# [Request]
Within the records below, find each line that holds the string "name", then copy it.

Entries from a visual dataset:
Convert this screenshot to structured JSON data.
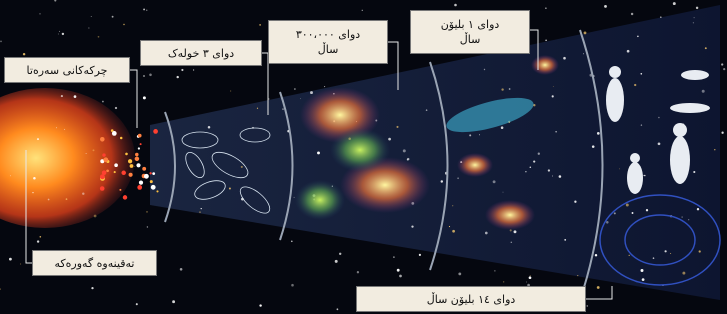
{
  "labels": [
    [
      "چرکەکانی سەرەتا"
    ],
    [
      "دوای ٣ خولەک"
    ],
    [
      "دوای ٣٠٠،٠٠٠",
      "ساڵ"
    ],
    [
      "دوای ١ بلیۆن",
      "ساڵ"
    ],
    [
      "تەقینەوە گەورەکە"
    ],
    [
      "دوای ١٤ بلیۆن ساڵ"
    ]
  ]
}
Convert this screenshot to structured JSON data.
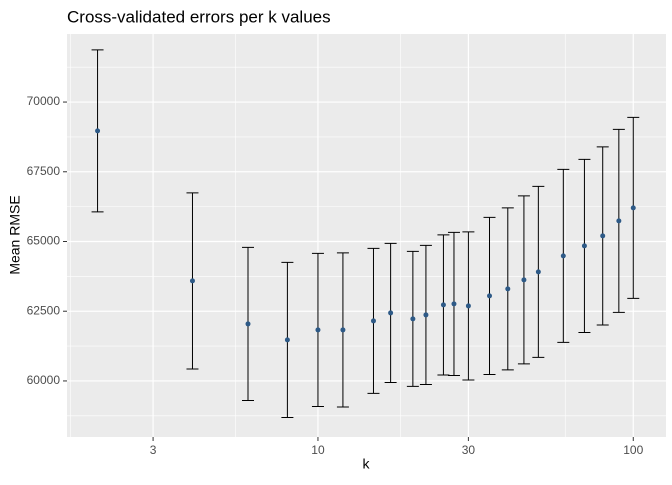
{
  "chart_data": {
    "type": "errorbar",
    "title": "Cross-validated errors per k values",
    "x_label": "k",
    "y_label": "Mean RMSE",
    "x": [
      2,
      4,
      6,
      8,
      10,
      12,
      15,
      17,
      20,
      22,
      25,
      27,
      30,
      35,
      40,
      45,
      50,
      60,
      70,
      80,
      90,
      100
    ],
    "values": [
      68967,
      63587,
      62044,
      61471,
      61829,
      61829,
      62152,
      62439,
      62224,
      62367,
      62726,
      62762,
      62690,
      63049,
      63300,
      63623,
      63910,
      64484,
      64842,
      65201,
      65739,
      66205
    ],
    "errors": [
      2905,
      3157,
      2744,
      2780,
      2744,
      2762,
      2600,
      2493,
      2421,
      2493,
      2511,
      2565,
      2654,
      2816,
      2905,
      3013,
      3067,
      3103,
      3103,
      3193,
      3282,
      3246
    ],
    "color": "#2e5a87",
    "x_log": true,
    "xlim": [
      1.6,
      127
    ],
    "xticks": [
      3,
      10,
      30,
      100
    ],
    "ylim": [
      57990,
      72440
    ],
    "yticks": [
      60000,
      62500,
      65000,
      67500,
      70000
    ],
    "grid": true
  }
}
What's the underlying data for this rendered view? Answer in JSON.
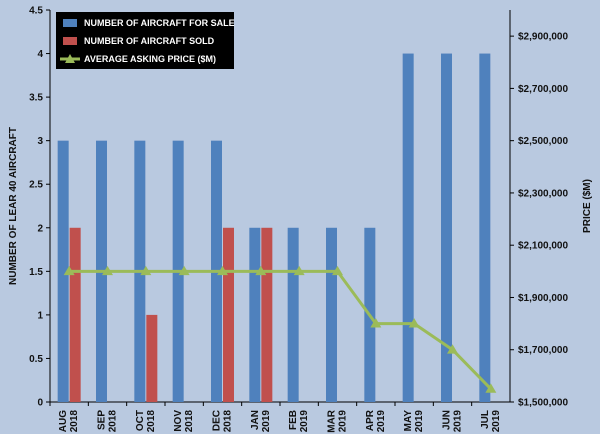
{
  "chart_data": {
    "type": "bar",
    "categories": [
      [
        "AUG",
        "2018"
      ],
      [
        "SEP",
        "2018"
      ],
      [
        "OCT",
        "2018"
      ],
      [
        "NOV",
        "2018"
      ],
      [
        "DEC",
        "2018"
      ],
      [
        "JAN",
        "2019"
      ],
      [
        "FEB",
        "2019"
      ],
      [
        "MAR",
        "2019"
      ],
      [
        "APR",
        "2019"
      ],
      [
        "MAY",
        "2019"
      ],
      [
        "JUN",
        "2019"
      ],
      [
        "JUL",
        "2019"
      ]
    ],
    "series": [
      {
        "name": "NUMBER OF AIRCRAFT FOR SALE",
        "kind": "bar",
        "axis": "left",
        "color": "#4f81bd",
        "values": [
          3,
          3,
          3,
          3,
          3,
          2,
          2,
          2,
          2,
          4,
          4,
          4
        ]
      },
      {
        "name": "NUMBER OF AIRCRAFT SOLD",
        "kind": "bar",
        "axis": "left",
        "color": "#c0504d",
        "values": [
          2,
          0,
          1,
          0,
          2,
          2,
          0,
          0,
          0,
          0,
          0,
          0
        ]
      },
      {
        "name": "AVERAGE ASKING PRICE ($M)",
        "kind": "line",
        "axis": "right",
        "color": "#9bbb59",
        "values": [
          2000000,
          2000000,
          2000000,
          2000000,
          2000000,
          2000000,
          2000000,
          2000000,
          1800000,
          1800000,
          1700000,
          1550000
        ]
      }
    ],
    "ylabel": "NUMBER OF LEAR 40 AIRCRAFT",
    "y2label": "PRICE ($M)",
    "ylim": [
      0,
      4.5
    ],
    "y2lim": [
      1500000,
      3000000
    ],
    "yticks": [
      "0",
      "0.5",
      "1",
      "1.5",
      "2",
      "2.5",
      "3",
      "3.5",
      "4",
      "4.5"
    ],
    "y2ticks": [
      "$1,500,000",
      "$1,700,000",
      "$1,900,000",
      "$2,100,000",
      "$2,300,000",
      "$2,500,000",
      "$2,700,000",
      "$2,900,000"
    ],
    "legend_position": "top-left",
    "grid": false,
    "background": "#b9c9e0"
  }
}
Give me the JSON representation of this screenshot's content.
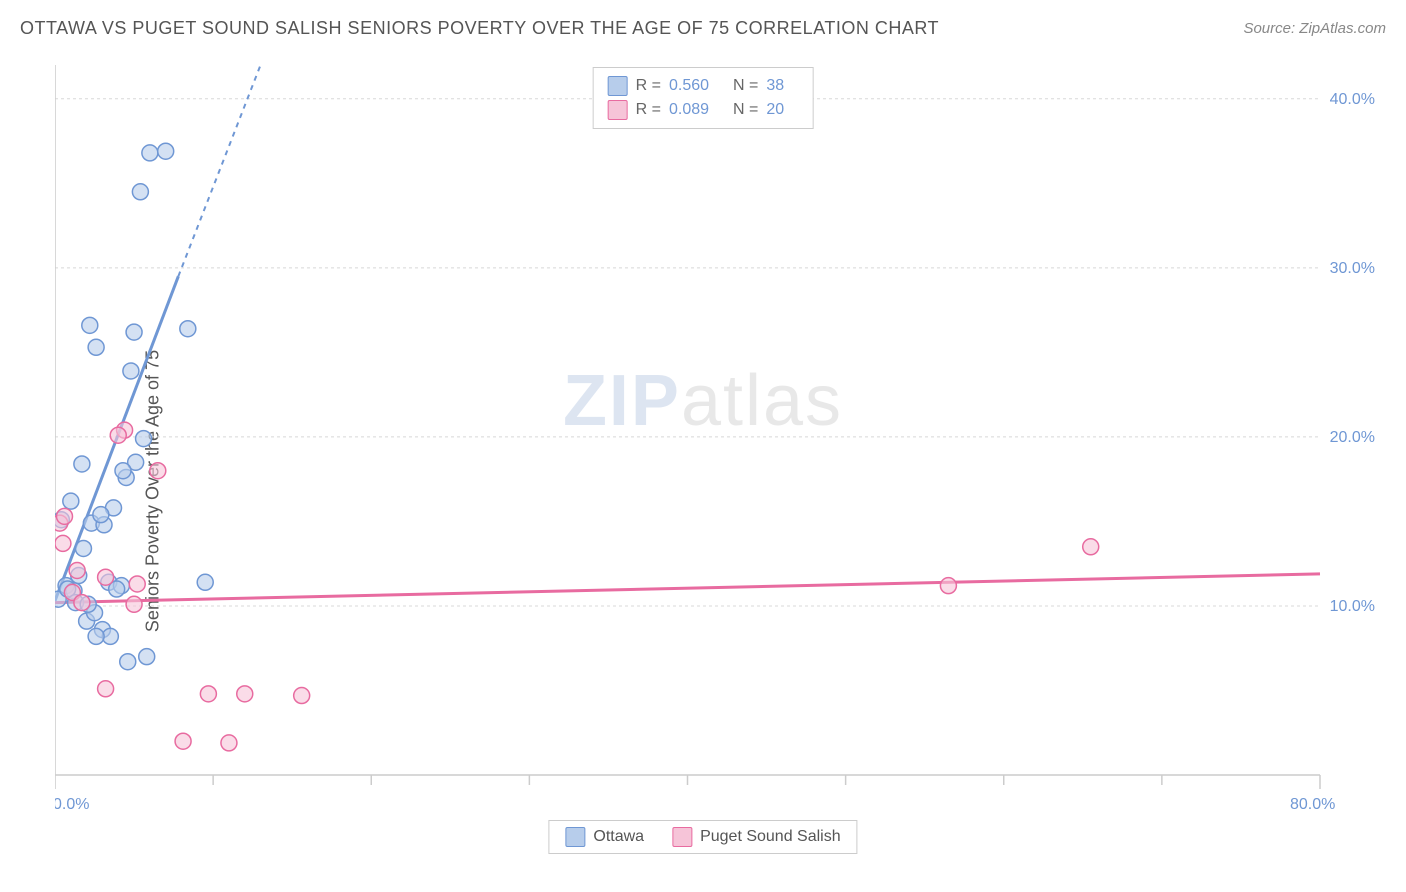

# [The result]
        "name": "NUMBER OF AIRCRAFT FOR SALE",
        "name": "NUMBER OF AIRCRAFT SOLD",
        "name": "AVERAGE ASKING PRICE ($M)",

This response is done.